STATED GOAL:
Restate the data below word for word. Skip any images it contains.

(Structured figure records)
▬▬▬

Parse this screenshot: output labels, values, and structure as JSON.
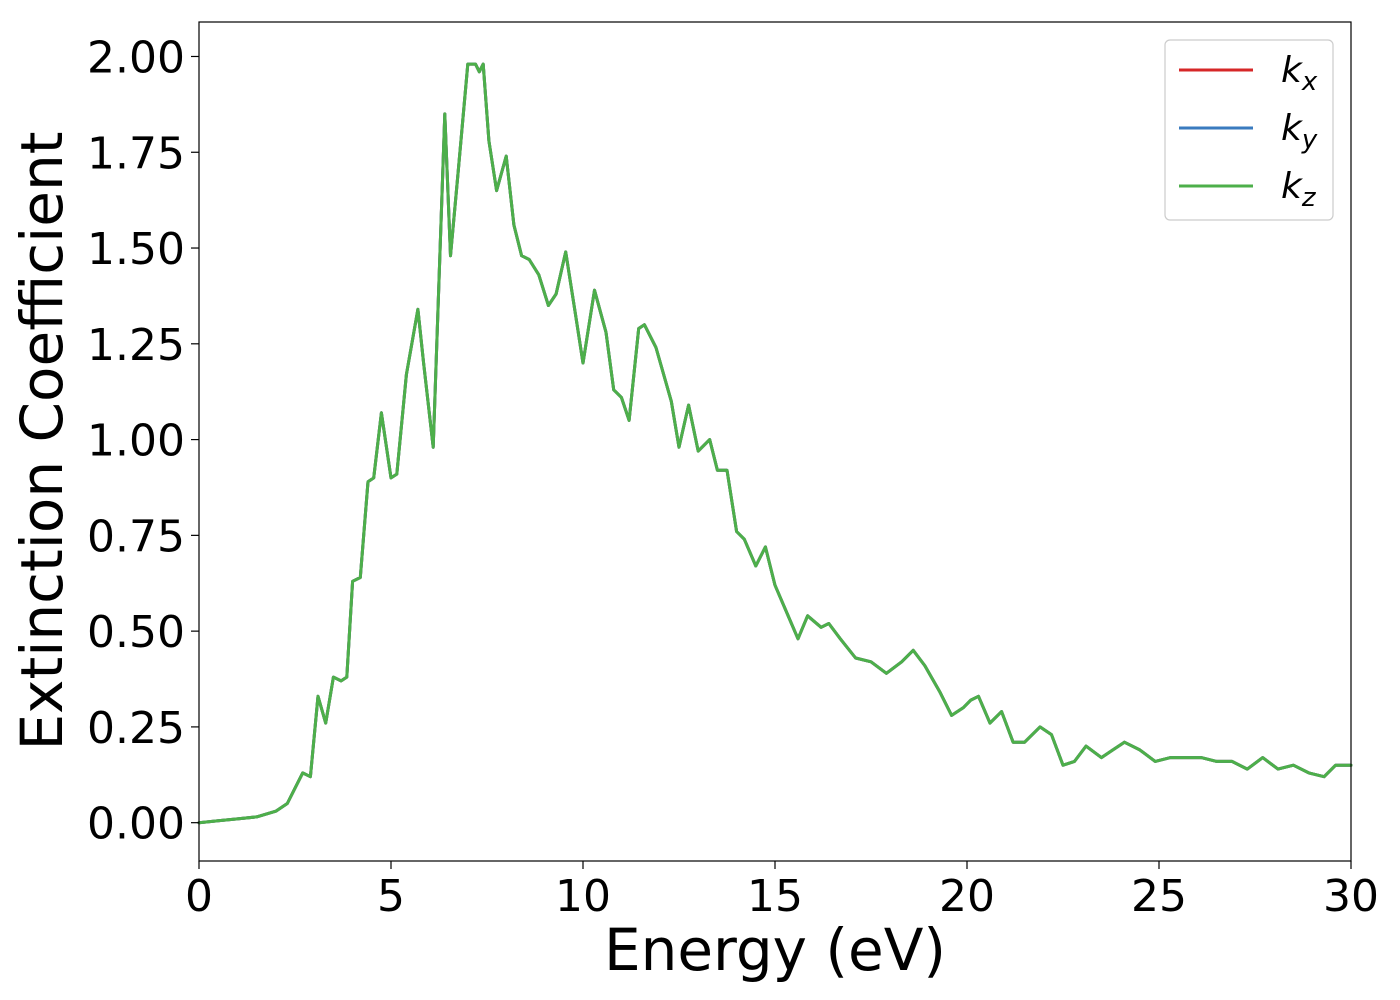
{
  "chart_data": {
    "type": "line",
    "xlabel": "Energy (eV)",
    "ylabel": "Extinction Coefficient",
    "xlim": [
      0,
      30
    ],
    "ylim": [
      -0.1,
      2.09
    ],
    "xticks": [
      0,
      5,
      10,
      15,
      20,
      25,
      30
    ],
    "yticks": [
      0.0,
      0.25,
      0.5,
      0.75,
      1.0,
      1.25,
      1.5,
      1.75,
      2.0
    ],
    "xtick_labels": [
      "0",
      "5",
      "10",
      "15",
      "20",
      "25",
      "30"
    ],
    "ytick_labels": [
      "0.00",
      "0.25",
      "0.50",
      "0.75",
      "1.00",
      "1.25",
      "1.50",
      "1.75",
      "2.00"
    ],
    "grid": false,
    "legend_position": "top-right",
    "x": [
      0,
      0.5,
      1.0,
      1.5,
      2.0,
      2.3,
      2.5,
      2.7,
      2.9,
      3.1,
      3.3,
      3.5,
      3.7,
      3.85,
      4.0,
      4.2,
      4.4,
      4.55,
      4.75,
      5.0,
      5.15,
      5.4,
      5.7,
      5.85,
      6.1,
      6.4,
      6.55,
      6.75,
      7.0,
      7.2,
      7.3,
      7.4,
      7.55,
      7.75,
      8.0,
      8.2,
      8.4,
      8.6,
      8.85,
      9.1,
      9.3,
      9.55,
      9.8,
      10.0,
      10.3,
      10.6,
      10.8,
      11.0,
      11.2,
      11.45,
      11.6,
      11.9,
      12.3,
      12.5,
      12.75,
      13.0,
      13.3,
      13.5,
      13.75,
      14.0,
      14.2,
      14.5,
      14.75,
      15.0,
      15.3,
      15.6,
      15.85,
      16.2,
      16.4,
      16.7,
      17.1,
      17.5,
      17.9,
      18.3,
      18.6,
      18.9,
      19.3,
      19.6,
      19.9,
      20.1,
      20.3,
      20.6,
      20.9,
      21.2,
      21.5,
      21.9,
      22.2,
      22.5,
      22.8,
      23.1,
      23.5,
      23.8,
      24.1,
      24.5,
      24.9,
      25.3,
      25.7,
      26.1,
      26.5,
      26.9,
      27.3,
      27.7,
      28.1,
      28.5,
      28.9,
      29.3,
      29.6,
      30.0
    ],
    "series": [
      {
        "name": "k_x",
        "color": "#d62728"
      },
      {
        "name": "k_y",
        "color": "#3a7bbf"
      },
      {
        "name": "k_z",
        "color": "#4daf4a",
        "values": [
          0.0,
          0.005,
          0.01,
          0.015,
          0.03,
          0.05,
          0.09,
          0.13,
          0.12,
          0.33,
          0.26,
          0.38,
          0.37,
          0.38,
          0.63,
          0.64,
          0.89,
          0.9,
          1.07,
          0.9,
          0.91,
          1.17,
          1.34,
          1.2,
          0.98,
          1.85,
          1.48,
          1.7,
          1.98,
          1.98,
          1.96,
          1.98,
          1.78,
          1.65,
          1.74,
          1.56,
          1.48,
          1.47,
          1.43,
          1.35,
          1.38,
          1.49,
          1.33,
          1.2,
          1.39,
          1.28,
          1.13,
          1.11,
          1.05,
          1.29,
          1.3,
          1.24,
          1.1,
          0.98,
          1.09,
          0.97,
          1.0,
          0.92,
          0.92,
          0.76,
          0.74,
          0.67,
          0.72,
          0.62,
          0.55,
          0.48,
          0.54,
          0.51,
          0.52,
          0.48,
          0.43,
          0.42,
          0.39,
          0.42,
          0.45,
          0.41,
          0.34,
          0.28,
          0.3,
          0.32,
          0.33,
          0.26,
          0.29,
          0.21,
          0.21,
          0.25,
          0.23,
          0.15,
          0.16,
          0.2,
          0.17,
          0.19,
          0.21,
          0.19,
          0.16,
          0.17,
          0.17,
          0.17,
          0.16,
          0.16,
          0.14,
          0.17,
          0.14,
          0.15,
          0.13,
          0.12,
          0.15,
          0.15
        ]
      }
    ]
  }
}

▬▬▬

REPLY TO THE TASK:
Parse this screenshot: output labels, values, and structure as JSON.
{
  "chart_data": {
    "type": "line",
    "xlabel": "Energy (eV)",
    "ylabel": "Extinction Coefficient",
    "xlim": [
      0,
      30
    ],
    "ylim": [
      -0.1,
      2.09
    ],
    "xticks": [
      0,
      5,
      10,
      15,
      20,
      25,
      30
    ],
    "yticks": [
      0.0,
      0.25,
      0.5,
      0.75,
      1.0,
      1.25,
      1.5,
      1.75,
      2.0
    ],
    "xtick_labels": [
      "0",
      "5",
      "10",
      "15",
      "20",
      "25",
      "30"
    ],
    "ytick_labels": [
      "0.00",
      "0.25",
      "0.50",
      "0.75",
      "1.00",
      "1.25",
      "1.50",
      "1.75",
      "2.00"
    ],
    "grid": false,
    "legend_position": "top-right",
    "x": [
      0,
      0.5,
      1.0,
      1.5,
      2.0,
      2.3,
      2.5,
      2.7,
      2.9,
      3.1,
      3.3,
      3.5,
      3.7,
      3.85,
      4.0,
      4.2,
      4.4,
      4.55,
      4.75,
      5.0,
      5.15,
      5.4,
      5.7,
      5.85,
      6.1,
      6.4,
      6.55,
      6.75,
      7.0,
      7.2,
      7.3,
      7.4,
      7.55,
      7.75,
      8.0,
      8.2,
      8.4,
      8.6,
      8.85,
      9.1,
      9.3,
      9.55,
      9.8,
      10.0,
      10.3,
      10.6,
      10.8,
      11.0,
      11.2,
      11.45,
      11.6,
      11.9,
      12.3,
      12.5,
      12.75,
      13.0,
      13.3,
      13.5,
      13.75,
      14.0,
      14.2,
      14.5,
      14.75,
      15.0,
      15.3,
      15.6,
      15.85,
      16.2,
      16.4,
      16.7,
      17.1,
      17.5,
      17.9,
      18.3,
      18.6,
      18.9,
      19.3,
      19.6,
      19.9,
      20.1,
      20.3,
      20.6,
      20.9,
      21.2,
      21.5,
      21.9,
      22.2,
      22.5,
      22.8,
      23.1,
      23.5,
      23.8,
      24.1,
      24.5,
      24.9,
      25.3,
      25.7,
      26.1,
      26.5,
      26.9,
      27.3,
      27.7,
      28.1,
      28.5,
      28.9,
      29.3,
      29.6,
      30.0
    ],
    "series": [
      {
        "name": "k_x",
        "color": "#d62728"
      },
      {
        "name": "k_y",
        "color": "#3a7bbf"
      },
      {
        "name": "k_z",
        "color": "#4daf4a",
        "values": [
          0.0,
          0.005,
          0.01,
          0.015,
          0.03,
          0.05,
          0.09,
          0.13,
          0.12,
          0.33,
          0.26,
          0.38,
          0.37,
          0.38,
          0.63,
          0.64,
          0.89,
          0.9,
          1.07,
          0.9,
          0.91,
          1.17,
          1.34,
          1.2,
          0.98,
          1.85,
          1.48,
          1.7,
          1.98,
          1.98,
          1.96,
          1.98,
          1.78,
          1.65,
          1.74,
          1.56,
          1.48,
          1.47,
          1.43,
          1.35,
          1.38,
          1.49,
          1.33,
          1.2,
          1.39,
          1.28,
          1.13,
          1.11,
          1.05,
          1.29,
          1.3,
          1.24,
          1.1,
          0.98,
          1.09,
          0.97,
          1.0,
          0.92,
          0.92,
          0.76,
          0.74,
          0.67,
          0.72,
          0.62,
          0.55,
          0.48,
          0.54,
          0.51,
          0.52,
          0.48,
          0.43,
          0.42,
          0.39,
          0.42,
          0.45,
          0.41,
          0.34,
          0.28,
          0.3,
          0.32,
          0.33,
          0.26,
          0.29,
          0.21,
          0.21,
          0.25,
          0.23,
          0.15,
          0.16,
          0.2,
          0.17,
          0.19,
          0.21,
          0.19,
          0.16,
          0.17,
          0.17,
          0.17,
          0.16,
          0.16,
          0.14,
          0.17,
          0.14,
          0.15,
          0.13,
          0.12,
          0.15,
          0.15
        ]
      }
    ]
  }
}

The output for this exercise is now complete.